Stored data
=-=-=

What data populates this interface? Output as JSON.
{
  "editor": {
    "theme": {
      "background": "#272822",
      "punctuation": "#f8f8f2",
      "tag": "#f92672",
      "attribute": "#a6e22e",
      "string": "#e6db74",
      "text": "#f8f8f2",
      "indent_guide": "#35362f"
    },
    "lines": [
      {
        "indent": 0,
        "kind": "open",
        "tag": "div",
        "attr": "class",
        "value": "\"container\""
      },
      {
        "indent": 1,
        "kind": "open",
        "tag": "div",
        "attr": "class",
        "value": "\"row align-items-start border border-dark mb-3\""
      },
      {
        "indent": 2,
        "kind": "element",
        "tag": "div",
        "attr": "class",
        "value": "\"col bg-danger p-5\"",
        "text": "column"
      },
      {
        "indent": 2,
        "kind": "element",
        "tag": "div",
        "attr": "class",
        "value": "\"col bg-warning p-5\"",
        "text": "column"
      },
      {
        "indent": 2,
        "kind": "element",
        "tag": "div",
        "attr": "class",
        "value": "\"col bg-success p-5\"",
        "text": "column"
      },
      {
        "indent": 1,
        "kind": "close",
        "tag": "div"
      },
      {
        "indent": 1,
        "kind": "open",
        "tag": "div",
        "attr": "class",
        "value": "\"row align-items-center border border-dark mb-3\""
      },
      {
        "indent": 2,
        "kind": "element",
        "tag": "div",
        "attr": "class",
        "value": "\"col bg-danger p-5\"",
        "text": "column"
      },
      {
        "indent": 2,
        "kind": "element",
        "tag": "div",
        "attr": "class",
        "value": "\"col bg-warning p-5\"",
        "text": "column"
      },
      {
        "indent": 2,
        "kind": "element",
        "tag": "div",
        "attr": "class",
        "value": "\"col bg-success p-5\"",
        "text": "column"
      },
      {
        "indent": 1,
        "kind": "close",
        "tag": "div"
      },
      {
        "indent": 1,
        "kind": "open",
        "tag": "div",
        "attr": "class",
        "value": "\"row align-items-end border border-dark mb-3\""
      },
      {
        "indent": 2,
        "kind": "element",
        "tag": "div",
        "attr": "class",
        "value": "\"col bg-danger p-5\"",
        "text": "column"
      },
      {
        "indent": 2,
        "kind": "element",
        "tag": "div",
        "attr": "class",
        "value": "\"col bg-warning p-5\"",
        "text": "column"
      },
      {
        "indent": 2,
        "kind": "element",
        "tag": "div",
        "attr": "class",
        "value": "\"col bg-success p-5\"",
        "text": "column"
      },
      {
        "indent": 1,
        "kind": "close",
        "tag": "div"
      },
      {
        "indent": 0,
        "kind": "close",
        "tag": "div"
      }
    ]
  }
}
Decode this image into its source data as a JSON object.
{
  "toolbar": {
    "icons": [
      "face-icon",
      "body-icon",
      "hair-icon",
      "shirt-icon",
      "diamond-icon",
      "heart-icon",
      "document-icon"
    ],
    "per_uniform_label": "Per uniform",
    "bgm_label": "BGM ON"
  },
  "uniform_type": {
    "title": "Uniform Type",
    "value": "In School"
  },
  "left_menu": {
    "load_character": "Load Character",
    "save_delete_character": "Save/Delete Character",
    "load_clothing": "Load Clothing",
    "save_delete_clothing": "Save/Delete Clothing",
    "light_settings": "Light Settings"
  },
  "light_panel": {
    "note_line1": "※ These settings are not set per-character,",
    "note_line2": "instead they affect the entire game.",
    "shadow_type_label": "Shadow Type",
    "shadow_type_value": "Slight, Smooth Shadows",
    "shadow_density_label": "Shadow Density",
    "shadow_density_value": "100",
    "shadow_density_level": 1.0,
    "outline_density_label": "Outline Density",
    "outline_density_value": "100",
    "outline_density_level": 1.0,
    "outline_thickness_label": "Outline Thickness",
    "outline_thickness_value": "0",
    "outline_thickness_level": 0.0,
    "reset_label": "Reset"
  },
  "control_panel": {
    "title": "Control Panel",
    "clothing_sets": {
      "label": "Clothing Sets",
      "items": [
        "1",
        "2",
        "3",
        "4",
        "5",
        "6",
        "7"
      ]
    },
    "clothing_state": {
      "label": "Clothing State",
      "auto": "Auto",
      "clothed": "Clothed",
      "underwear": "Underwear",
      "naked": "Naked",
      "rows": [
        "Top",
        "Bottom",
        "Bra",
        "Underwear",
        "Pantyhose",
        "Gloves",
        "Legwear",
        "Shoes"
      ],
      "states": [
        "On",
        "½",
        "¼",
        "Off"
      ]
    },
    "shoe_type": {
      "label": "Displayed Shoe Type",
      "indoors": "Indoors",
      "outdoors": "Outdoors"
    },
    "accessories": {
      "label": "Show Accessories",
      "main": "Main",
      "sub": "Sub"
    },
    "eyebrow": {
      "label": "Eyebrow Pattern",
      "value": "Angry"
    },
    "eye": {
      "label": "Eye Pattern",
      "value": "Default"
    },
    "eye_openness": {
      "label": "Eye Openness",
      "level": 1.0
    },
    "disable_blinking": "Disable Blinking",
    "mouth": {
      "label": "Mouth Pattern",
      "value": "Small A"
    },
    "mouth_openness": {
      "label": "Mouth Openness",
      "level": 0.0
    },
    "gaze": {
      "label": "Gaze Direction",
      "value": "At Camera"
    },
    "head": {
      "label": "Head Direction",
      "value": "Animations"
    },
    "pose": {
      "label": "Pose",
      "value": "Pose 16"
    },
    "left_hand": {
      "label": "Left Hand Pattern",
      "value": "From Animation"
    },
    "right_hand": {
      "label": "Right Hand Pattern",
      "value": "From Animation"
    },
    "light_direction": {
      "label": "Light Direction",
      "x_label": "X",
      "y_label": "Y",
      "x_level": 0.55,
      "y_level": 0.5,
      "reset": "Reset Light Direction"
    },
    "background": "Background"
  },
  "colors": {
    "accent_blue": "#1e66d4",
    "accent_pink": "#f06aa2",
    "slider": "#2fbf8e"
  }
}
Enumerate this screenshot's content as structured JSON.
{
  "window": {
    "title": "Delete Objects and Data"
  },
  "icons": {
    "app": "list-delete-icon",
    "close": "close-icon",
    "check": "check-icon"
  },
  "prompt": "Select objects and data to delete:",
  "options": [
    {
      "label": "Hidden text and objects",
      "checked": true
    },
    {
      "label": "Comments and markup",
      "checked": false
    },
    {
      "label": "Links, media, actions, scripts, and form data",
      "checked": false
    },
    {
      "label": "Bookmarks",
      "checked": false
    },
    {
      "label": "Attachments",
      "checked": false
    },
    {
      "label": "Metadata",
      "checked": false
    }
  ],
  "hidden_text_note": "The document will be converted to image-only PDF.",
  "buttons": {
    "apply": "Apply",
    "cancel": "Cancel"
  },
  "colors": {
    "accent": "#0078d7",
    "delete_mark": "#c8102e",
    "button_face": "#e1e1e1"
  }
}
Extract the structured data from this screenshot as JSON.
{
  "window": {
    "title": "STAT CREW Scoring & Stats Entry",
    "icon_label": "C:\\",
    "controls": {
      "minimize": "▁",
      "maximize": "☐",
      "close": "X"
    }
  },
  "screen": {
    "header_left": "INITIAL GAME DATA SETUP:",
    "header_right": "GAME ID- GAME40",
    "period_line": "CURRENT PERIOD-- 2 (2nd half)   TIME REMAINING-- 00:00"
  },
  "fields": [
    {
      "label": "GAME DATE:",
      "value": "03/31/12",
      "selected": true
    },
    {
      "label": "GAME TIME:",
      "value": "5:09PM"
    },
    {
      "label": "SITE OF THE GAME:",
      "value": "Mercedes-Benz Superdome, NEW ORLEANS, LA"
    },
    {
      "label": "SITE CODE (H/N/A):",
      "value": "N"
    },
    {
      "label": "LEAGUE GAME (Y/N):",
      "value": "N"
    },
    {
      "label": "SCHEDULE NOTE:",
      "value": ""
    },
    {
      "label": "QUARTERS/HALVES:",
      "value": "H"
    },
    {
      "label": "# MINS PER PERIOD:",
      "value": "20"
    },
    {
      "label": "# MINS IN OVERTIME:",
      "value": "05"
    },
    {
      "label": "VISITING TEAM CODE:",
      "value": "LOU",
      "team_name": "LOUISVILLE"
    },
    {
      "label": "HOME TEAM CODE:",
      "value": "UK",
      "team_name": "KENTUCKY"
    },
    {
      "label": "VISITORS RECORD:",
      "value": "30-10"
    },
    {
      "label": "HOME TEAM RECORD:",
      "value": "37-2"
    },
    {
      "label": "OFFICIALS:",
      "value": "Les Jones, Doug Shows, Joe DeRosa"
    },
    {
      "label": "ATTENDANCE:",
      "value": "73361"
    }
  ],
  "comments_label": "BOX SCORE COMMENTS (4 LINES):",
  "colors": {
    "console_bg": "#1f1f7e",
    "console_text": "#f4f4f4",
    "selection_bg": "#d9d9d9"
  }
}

=-=-=

**Objective:** Using the records above, list each line that includes "align".

**Task answer:**
        "value": "\"row align-items-start border border-dark mb-3\""
        "value": "\"row align-items-center border border-dark mb-3\""
        "value": "\"row align-items-end border border-dark mb-3\""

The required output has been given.